WRITTEN REQUEST:
Find each line holding "ἔχετε" and copy it out.

start DATASET ENTRIES

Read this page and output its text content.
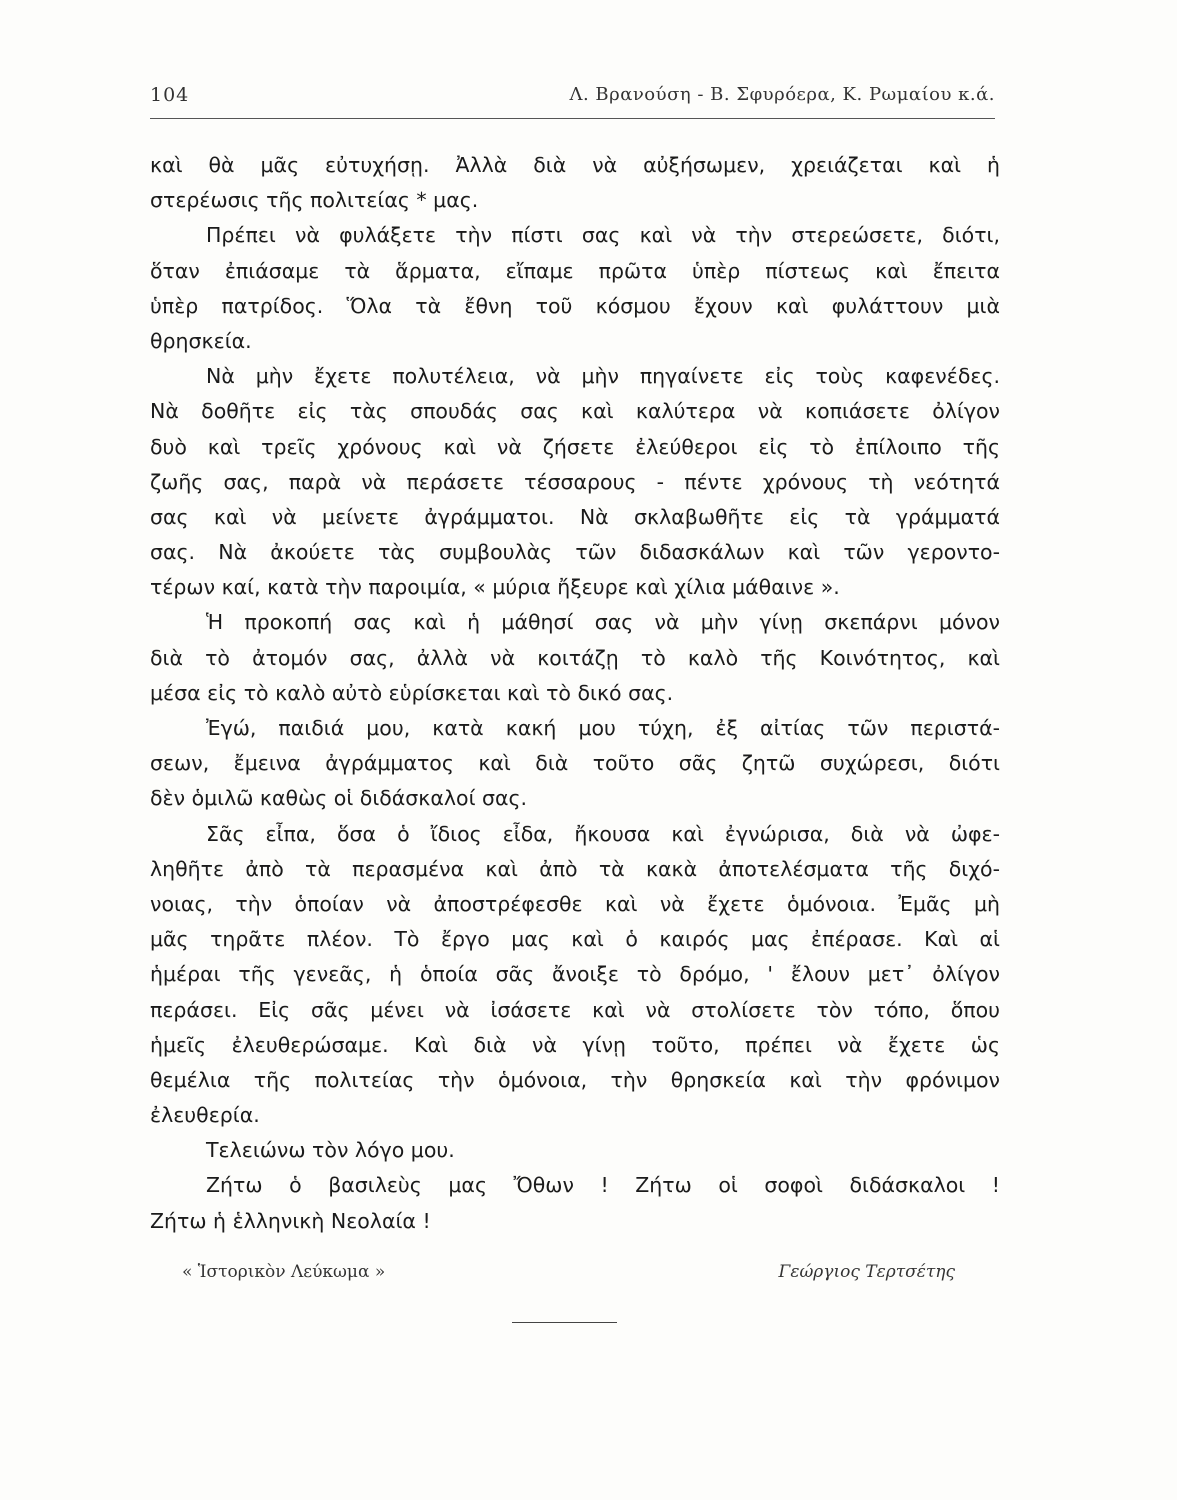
104	Λ. Βρανούση - Β. Σφυρόερα, Κ. Ρωμαίου κ.ά.
καὶ θὰ μᾶς εὐτυχήσῃ. Ἀλλὰ διὰ νὰ αὐξήσωμεν, χρειάζεται καὶ ἡ
στερέωσις τῆς πολιτείας * μας.
Πρέπει νὰ φυλάξετε τὴν πίστι σας καὶ νὰ τὴν στερεώσετε, διότι,
ὅταν ἐπιάσαμε τὰ ἅρματα, εἴπαμε πρῶτα ὑπὲρ πίστεως καὶ ἔπειτα
ὑπὲρ πατρίδος. Ὅλα τὰ ἔθνη τοῦ κόσμου ἔχουν καὶ φυλάττουν μιὰ
θρησκεία.
Νὰ μὴν ἔχετε πολυτέλεια, νὰ μὴν πηγαίνετε εἰς τοὺς καφενέδες.
Νὰ δοθῆτε εἰς τὰς σπουδάς σας καὶ καλύτερα νὰ κοπιάσετε ὀλίγον
δυὸ καὶ τρεῖς χρόνους καὶ νὰ ζήσετε ἐλεύθεροι εἰς τὸ ἐπίλοιπο τῆς
ζωῆς σας, παρὰ νὰ περάσετε τέσσαρους - πέντε χρόνους τὴ νεότητά
σας καὶ νὰ μείνετε ἀγράμματοι. Νὰ σκλαβωθῆτε εἰς τὰ γράμματά
σας. Νὰ ἀκούετε τὰς συμβουλὰς τῶν διδασκάλων καὶ τῶν γεροντο-
τέρων καί, κατὰ τὴν παροιμία, « μύρια ἤξευρε καὶ χίλια μάθαινε ».
Ἡ προκοπή σας καὶ ἡ μάθησί σας νὰ μὴν γίνῃ σκεπάρνι μόνον
διὰ τὸ ἀτομόν σας, ἀλλὰ νὰ κοιτάζῃ τὸ καλὸ τῆς Κοινότητος, καὶ
μέσα εἰς τὸ καλὸ αὐτὸ εὑρίσκεται καὶ τὸ δικό σας.
Ἐγώ, παιδιά μου, κατὰ κακή μου τύχη, ἐξ αἰτίας τῶν περιστά-
σεων, ἔμεινα ἀγράμματος καὶ διὰ τοῦτο σᾶς ζητῶ συχώρεσι, διότι
δὲν ὁμιλῶ καθὼς οἱ διδάσκαλοί σας.
Σᾶς εἶπα, ὅσα ὁ ἴδιος εἶδα, ἤκουσα καὶ ἐγνώρισα, διὰ νὰ ὠφε-
ληθῆτε ἀπὸ τὰ περασμένα καὶ ἀπὸ τὰ κακὰ ἀποτελέσματα τῆς διχό-
νοιας, τὴν ὁποίαν νὰ ἀποστρέφεσθε καὶ νὰ ἔχετε ὁμόνοια. Ἐμᾶς μὴ
μᾶς τηρᾶτε πλέον. Τὸ ἔργο μας καὶ ὁ καιρός μας ἐπέρασε. Καὶ αἱ
ἡμέραι τῆς γενεᾶς, ἡ ὁποία σᾶς ἄνοιξε τὸ δρόμο, ' ἔλουν μετ᾽ ὀλίγον
περάσει. Εἰς σᾶς μένει νὰ ἰσάσετε καὶ νὰ στολίσετε τὸν τόπο, ὅπου
ἡμεῖς ἐλευθερώσαμε. Καὶ διὰ νὰ γίνῃ τοῦτο, πρέπει νὰ ἔχετε ὡς
θεμέλια τῆς πολιτείας τὴν ὁμόνοια, τὴν θρησκεία καὶ τὴν φρόνιμον
ἐλευθερία.
Τελειώνω τὸν λόγο μου.
Ζήτω ὁ βασιλεὺς μας Ὄθων ! Ζήτω οἱ σοφοὶ διδάσκαλοι !
Ζήτω ἡ ἑλληνικὴ Νεολαία !
« Ἱστορικὸν Λεύκωμα »	Γεώργιος Τερτσέτης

end DATASET ENTRIES

ANSWER IN FULL:
Νὰ μὴν ἔχετε πολυτέλεια, νὰ μὴν πηγαίνετε εἰς τοὺς καφενέδες.
νοιας, τὴν ὁποίαν νὰ ἀποστρέφεσθε καὶ νὰ ἔχετε ὁμόνοια. Ἐμᾶς μὴ
ἡμεῖς ἐλευθερώσαμε. Καὶ διὰ νὰ γίνῃ τοῦτο, πρέπει νὰ ἔχετε ὡς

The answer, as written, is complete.